— Given problem —
Go through the records and copy each line where the word "What" occurs.

— Records for this task —
start
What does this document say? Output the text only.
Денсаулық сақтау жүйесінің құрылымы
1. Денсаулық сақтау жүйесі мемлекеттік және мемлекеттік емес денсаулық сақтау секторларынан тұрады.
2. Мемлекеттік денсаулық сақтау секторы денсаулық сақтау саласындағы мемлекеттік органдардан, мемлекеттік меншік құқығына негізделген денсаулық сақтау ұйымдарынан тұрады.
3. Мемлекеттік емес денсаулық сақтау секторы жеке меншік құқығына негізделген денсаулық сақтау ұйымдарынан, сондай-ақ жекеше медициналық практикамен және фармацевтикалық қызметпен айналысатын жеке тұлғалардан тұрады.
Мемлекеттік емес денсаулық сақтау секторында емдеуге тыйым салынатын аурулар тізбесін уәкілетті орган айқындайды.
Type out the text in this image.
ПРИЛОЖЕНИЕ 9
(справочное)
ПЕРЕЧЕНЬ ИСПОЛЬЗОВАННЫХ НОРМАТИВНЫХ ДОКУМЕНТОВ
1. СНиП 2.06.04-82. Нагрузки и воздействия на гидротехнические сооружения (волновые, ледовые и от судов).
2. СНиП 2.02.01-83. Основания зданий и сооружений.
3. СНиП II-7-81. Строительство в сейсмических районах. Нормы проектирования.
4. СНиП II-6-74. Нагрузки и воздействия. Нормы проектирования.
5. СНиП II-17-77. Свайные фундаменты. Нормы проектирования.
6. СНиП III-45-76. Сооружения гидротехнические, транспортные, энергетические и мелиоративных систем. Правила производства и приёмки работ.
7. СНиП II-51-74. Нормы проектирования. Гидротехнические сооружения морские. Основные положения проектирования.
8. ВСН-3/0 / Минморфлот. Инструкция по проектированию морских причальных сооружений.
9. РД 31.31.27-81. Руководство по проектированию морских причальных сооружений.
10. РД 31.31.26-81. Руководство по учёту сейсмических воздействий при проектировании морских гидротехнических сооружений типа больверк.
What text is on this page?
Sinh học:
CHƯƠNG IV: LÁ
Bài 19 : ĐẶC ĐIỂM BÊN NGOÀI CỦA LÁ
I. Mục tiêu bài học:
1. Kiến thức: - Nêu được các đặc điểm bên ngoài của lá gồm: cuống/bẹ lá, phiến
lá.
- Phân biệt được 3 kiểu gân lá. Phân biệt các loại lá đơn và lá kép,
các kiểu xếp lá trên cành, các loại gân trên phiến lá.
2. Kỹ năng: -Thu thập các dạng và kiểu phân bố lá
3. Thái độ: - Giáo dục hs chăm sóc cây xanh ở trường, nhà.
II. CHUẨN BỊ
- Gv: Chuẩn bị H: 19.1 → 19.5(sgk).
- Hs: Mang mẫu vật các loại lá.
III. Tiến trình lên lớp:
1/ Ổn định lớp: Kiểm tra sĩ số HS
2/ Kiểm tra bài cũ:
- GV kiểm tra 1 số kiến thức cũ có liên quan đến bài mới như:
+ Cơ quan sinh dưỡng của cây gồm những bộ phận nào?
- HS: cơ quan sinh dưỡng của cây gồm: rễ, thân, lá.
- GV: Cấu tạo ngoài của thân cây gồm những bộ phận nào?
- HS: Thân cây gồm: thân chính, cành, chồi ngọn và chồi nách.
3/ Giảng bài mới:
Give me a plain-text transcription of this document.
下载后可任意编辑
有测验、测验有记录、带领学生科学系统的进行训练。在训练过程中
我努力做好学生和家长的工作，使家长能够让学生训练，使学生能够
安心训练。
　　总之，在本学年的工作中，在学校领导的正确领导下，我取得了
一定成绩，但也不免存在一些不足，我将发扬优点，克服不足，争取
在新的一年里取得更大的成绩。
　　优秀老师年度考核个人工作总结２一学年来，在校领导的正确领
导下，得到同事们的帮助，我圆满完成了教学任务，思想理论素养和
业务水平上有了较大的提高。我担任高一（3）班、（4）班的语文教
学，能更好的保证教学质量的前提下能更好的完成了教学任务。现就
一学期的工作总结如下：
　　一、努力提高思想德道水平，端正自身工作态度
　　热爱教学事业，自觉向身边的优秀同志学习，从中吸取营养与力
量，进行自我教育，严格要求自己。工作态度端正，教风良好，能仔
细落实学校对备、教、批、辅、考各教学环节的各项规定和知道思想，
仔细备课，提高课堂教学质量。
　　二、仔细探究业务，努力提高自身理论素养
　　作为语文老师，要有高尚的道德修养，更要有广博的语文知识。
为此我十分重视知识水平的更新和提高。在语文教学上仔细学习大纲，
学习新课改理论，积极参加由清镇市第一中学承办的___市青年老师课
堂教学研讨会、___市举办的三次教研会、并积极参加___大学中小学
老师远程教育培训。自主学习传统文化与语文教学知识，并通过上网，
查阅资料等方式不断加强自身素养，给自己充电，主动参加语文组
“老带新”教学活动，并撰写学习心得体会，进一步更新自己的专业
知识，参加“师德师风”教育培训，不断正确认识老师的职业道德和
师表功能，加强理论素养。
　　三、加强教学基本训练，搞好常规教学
end
— The output —
What does this document say? Output the text only.
What text is on this page?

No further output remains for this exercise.